Excerpts from a figure dataset
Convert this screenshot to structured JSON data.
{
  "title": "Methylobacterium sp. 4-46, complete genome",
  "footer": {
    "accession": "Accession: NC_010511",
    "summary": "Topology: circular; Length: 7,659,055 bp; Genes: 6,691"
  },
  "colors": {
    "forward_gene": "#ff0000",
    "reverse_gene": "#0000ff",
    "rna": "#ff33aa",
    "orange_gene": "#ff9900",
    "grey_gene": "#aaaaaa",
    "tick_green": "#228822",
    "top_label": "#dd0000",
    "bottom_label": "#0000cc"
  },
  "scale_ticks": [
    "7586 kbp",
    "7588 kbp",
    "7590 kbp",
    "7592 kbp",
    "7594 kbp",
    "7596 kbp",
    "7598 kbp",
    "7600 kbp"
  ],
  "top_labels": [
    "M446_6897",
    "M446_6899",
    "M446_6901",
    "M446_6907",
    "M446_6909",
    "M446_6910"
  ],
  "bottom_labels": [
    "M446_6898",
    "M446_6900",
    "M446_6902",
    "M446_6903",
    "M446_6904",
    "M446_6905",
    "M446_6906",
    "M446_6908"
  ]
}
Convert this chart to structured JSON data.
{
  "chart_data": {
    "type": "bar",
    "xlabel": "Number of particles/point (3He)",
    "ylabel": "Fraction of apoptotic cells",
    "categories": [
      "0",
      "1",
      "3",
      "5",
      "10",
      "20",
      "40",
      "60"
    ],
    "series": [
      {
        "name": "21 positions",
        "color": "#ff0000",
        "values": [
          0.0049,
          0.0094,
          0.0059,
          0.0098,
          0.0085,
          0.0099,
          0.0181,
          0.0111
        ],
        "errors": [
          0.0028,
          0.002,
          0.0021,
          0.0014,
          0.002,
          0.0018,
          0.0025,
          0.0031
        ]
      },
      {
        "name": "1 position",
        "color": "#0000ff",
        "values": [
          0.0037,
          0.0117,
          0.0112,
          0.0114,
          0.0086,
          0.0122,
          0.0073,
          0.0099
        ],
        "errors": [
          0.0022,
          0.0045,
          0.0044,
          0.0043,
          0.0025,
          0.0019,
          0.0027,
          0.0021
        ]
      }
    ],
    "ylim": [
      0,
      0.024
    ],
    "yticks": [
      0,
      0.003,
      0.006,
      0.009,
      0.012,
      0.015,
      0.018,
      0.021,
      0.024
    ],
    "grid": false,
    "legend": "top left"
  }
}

[Work item]:
Go through the records above and count every line that includes "JSON". Give the number and nothing else.

[Exercise answer]:
2